[start]
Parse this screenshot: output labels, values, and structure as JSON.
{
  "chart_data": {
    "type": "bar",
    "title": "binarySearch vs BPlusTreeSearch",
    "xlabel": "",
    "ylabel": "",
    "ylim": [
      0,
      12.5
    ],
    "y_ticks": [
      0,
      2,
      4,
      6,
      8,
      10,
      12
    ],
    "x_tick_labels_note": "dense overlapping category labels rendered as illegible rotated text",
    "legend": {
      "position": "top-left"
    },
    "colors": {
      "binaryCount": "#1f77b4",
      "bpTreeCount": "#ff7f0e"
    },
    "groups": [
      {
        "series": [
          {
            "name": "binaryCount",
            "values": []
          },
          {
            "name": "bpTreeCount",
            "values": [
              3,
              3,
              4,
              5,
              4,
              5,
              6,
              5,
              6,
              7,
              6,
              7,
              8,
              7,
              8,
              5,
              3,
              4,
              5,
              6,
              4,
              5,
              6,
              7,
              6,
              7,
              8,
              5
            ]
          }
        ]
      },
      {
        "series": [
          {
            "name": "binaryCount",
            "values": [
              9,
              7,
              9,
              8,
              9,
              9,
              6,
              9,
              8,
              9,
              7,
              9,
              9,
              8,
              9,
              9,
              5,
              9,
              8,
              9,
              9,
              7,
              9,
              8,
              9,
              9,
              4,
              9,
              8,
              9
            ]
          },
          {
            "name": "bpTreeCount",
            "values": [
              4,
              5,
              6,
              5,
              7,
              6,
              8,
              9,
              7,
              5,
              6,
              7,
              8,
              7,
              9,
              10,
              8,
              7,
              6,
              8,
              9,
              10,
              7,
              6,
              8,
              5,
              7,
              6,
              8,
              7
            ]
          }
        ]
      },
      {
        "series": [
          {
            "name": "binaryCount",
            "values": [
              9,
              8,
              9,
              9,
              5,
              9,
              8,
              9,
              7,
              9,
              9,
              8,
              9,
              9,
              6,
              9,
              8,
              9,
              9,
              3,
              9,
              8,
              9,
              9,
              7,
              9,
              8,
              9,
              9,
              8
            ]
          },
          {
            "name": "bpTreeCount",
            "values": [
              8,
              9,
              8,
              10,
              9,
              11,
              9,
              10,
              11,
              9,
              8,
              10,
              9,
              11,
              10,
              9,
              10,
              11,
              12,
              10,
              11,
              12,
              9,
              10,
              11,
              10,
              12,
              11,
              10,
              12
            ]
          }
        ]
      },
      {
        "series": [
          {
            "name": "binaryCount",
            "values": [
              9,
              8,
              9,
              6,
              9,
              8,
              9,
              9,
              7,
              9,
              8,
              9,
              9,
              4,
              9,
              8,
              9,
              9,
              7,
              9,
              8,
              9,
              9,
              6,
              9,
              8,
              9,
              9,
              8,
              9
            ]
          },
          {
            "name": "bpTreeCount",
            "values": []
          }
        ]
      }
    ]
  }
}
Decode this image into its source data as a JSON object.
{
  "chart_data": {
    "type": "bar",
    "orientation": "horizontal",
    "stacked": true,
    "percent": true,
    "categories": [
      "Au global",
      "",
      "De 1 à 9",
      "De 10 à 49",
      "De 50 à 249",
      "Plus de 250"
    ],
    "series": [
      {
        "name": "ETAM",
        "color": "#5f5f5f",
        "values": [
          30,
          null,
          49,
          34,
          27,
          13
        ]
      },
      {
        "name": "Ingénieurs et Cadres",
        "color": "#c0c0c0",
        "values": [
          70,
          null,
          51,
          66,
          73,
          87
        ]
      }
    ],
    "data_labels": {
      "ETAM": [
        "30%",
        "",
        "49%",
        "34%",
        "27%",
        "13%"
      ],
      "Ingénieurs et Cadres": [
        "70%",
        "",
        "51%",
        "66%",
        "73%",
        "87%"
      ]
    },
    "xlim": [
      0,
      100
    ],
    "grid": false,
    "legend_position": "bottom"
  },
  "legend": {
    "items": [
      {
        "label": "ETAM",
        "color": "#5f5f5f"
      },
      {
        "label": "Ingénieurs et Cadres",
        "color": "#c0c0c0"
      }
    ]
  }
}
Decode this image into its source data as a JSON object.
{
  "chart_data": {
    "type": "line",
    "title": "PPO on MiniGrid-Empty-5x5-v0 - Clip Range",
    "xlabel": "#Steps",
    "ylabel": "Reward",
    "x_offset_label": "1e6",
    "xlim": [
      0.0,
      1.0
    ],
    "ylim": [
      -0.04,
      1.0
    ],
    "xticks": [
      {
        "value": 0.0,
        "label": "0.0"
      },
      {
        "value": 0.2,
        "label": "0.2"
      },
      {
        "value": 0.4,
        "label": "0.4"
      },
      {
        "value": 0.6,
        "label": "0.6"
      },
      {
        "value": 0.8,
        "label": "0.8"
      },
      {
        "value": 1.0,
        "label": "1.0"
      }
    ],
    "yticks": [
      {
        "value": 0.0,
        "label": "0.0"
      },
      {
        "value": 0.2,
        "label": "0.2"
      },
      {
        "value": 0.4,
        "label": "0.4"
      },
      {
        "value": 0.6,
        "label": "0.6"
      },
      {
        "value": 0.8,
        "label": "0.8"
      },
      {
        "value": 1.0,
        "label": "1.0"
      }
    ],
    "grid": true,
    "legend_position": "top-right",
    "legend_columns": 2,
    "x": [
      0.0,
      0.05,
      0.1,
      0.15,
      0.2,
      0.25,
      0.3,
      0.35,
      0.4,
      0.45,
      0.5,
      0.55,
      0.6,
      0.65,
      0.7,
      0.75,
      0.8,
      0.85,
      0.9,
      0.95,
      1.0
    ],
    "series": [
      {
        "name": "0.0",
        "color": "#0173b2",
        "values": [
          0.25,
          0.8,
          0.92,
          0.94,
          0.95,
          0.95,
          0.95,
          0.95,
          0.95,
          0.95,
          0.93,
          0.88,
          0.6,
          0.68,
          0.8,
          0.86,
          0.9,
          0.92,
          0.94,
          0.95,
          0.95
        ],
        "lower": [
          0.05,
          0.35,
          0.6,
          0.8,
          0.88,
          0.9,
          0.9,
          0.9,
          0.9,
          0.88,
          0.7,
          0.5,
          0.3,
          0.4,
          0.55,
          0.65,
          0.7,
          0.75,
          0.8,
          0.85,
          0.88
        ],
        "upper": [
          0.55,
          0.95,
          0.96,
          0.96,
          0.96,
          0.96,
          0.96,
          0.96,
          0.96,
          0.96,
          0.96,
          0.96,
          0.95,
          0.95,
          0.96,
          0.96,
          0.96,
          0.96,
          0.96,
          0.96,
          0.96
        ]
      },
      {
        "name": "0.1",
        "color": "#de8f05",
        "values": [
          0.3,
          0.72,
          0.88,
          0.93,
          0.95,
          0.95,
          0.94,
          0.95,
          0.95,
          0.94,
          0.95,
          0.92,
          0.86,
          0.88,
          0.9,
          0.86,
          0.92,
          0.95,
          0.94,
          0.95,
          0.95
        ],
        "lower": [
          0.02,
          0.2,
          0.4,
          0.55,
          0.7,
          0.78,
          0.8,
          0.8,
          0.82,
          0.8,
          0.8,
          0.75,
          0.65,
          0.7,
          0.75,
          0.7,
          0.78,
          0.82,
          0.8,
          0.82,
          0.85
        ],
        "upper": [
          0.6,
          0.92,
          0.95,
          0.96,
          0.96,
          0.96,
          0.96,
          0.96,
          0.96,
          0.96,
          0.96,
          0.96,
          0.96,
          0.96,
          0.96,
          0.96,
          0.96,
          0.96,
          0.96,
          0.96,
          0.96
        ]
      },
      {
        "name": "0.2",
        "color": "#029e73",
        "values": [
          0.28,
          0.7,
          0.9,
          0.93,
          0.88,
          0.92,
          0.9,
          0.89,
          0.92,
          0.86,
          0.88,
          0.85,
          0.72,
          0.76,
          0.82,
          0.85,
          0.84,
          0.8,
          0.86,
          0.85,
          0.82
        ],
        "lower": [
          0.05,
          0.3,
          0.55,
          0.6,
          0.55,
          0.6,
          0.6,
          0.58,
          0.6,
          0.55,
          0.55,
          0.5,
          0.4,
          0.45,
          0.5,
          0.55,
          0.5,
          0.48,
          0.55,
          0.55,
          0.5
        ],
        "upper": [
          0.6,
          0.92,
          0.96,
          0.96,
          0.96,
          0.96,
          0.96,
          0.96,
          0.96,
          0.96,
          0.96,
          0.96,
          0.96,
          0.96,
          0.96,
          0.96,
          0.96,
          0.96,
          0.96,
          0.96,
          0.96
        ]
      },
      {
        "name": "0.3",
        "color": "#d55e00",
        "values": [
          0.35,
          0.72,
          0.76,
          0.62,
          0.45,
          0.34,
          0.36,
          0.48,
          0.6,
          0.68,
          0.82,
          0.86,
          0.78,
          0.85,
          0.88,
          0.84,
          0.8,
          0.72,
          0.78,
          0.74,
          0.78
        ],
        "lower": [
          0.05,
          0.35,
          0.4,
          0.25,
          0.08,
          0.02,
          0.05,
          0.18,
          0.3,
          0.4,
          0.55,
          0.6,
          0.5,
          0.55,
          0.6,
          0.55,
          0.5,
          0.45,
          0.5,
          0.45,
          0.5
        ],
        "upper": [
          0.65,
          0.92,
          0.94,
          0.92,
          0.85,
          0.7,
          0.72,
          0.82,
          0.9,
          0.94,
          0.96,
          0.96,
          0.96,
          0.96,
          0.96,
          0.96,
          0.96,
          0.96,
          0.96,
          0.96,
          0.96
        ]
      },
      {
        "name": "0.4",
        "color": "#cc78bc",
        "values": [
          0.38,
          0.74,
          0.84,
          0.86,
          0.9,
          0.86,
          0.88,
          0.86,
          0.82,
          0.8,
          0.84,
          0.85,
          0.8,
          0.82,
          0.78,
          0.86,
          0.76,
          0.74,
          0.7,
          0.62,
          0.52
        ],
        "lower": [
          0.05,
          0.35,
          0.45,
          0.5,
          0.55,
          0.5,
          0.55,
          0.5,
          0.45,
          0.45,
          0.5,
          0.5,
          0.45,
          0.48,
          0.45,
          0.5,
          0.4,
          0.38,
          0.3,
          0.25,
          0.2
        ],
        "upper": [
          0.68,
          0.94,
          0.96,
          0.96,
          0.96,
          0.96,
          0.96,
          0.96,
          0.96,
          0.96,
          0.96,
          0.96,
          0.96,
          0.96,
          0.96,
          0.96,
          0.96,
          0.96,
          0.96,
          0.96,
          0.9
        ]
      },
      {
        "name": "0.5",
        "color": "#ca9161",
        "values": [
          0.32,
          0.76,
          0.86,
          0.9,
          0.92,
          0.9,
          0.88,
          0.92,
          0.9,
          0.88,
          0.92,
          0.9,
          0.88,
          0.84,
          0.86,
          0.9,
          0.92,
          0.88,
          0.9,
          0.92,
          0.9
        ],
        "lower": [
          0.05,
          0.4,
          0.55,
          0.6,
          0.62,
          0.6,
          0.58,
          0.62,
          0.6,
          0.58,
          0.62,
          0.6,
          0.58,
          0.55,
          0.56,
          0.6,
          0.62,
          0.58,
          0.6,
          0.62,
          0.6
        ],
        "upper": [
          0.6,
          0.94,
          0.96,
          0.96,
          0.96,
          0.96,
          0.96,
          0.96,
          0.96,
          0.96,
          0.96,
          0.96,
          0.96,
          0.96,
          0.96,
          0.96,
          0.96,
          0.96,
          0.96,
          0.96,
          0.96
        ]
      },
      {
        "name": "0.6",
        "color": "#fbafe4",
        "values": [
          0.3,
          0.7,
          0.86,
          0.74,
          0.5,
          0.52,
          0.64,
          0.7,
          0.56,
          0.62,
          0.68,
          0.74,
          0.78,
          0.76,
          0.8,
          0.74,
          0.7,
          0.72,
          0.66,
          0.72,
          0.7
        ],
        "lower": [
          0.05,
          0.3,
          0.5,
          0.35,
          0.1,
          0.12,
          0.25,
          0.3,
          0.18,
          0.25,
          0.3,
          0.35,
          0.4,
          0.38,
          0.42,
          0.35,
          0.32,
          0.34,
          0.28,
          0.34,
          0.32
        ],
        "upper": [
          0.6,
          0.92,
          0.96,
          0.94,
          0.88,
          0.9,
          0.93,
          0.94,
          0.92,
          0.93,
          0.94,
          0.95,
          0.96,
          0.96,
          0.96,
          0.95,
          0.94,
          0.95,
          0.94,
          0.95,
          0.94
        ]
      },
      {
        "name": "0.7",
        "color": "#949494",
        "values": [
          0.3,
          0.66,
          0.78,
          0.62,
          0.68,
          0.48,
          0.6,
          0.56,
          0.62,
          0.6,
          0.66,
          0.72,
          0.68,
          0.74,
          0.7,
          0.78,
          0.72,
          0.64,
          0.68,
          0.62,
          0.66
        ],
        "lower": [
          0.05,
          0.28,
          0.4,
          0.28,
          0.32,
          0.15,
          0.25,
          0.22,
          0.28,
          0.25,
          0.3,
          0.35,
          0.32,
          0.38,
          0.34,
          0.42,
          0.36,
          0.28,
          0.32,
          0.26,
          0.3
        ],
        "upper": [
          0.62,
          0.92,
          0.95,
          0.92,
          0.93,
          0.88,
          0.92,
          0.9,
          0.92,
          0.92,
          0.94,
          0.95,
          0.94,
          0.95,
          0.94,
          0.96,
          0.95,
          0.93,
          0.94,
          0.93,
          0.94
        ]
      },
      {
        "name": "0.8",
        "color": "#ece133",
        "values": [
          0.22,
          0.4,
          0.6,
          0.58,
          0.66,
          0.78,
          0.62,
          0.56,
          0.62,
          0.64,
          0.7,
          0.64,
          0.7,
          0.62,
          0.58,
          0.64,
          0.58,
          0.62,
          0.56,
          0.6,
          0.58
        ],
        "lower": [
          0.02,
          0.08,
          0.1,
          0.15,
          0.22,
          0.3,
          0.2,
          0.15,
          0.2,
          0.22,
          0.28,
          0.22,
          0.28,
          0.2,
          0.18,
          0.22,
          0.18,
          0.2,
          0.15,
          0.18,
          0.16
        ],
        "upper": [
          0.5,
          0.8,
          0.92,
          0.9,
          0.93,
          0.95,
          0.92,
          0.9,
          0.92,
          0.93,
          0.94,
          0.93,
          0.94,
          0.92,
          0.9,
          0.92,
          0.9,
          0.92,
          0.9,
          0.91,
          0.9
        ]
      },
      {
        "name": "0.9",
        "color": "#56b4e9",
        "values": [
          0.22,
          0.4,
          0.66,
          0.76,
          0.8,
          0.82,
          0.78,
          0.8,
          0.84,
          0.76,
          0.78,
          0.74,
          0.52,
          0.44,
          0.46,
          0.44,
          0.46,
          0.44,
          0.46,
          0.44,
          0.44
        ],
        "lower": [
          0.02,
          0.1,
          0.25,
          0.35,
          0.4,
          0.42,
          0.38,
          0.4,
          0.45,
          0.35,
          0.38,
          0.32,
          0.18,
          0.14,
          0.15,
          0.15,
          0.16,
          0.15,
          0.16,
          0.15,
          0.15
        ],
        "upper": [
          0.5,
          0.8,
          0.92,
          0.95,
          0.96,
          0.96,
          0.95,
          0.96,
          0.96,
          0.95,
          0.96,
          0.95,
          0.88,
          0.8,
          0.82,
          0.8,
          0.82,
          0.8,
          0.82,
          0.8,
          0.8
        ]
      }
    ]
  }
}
[end]
* TASK STATEMENT:
Go through the material above and count the lines that include "Cadres". Give the number alone.

* ANSWER FOR THIS EXERCISE:
3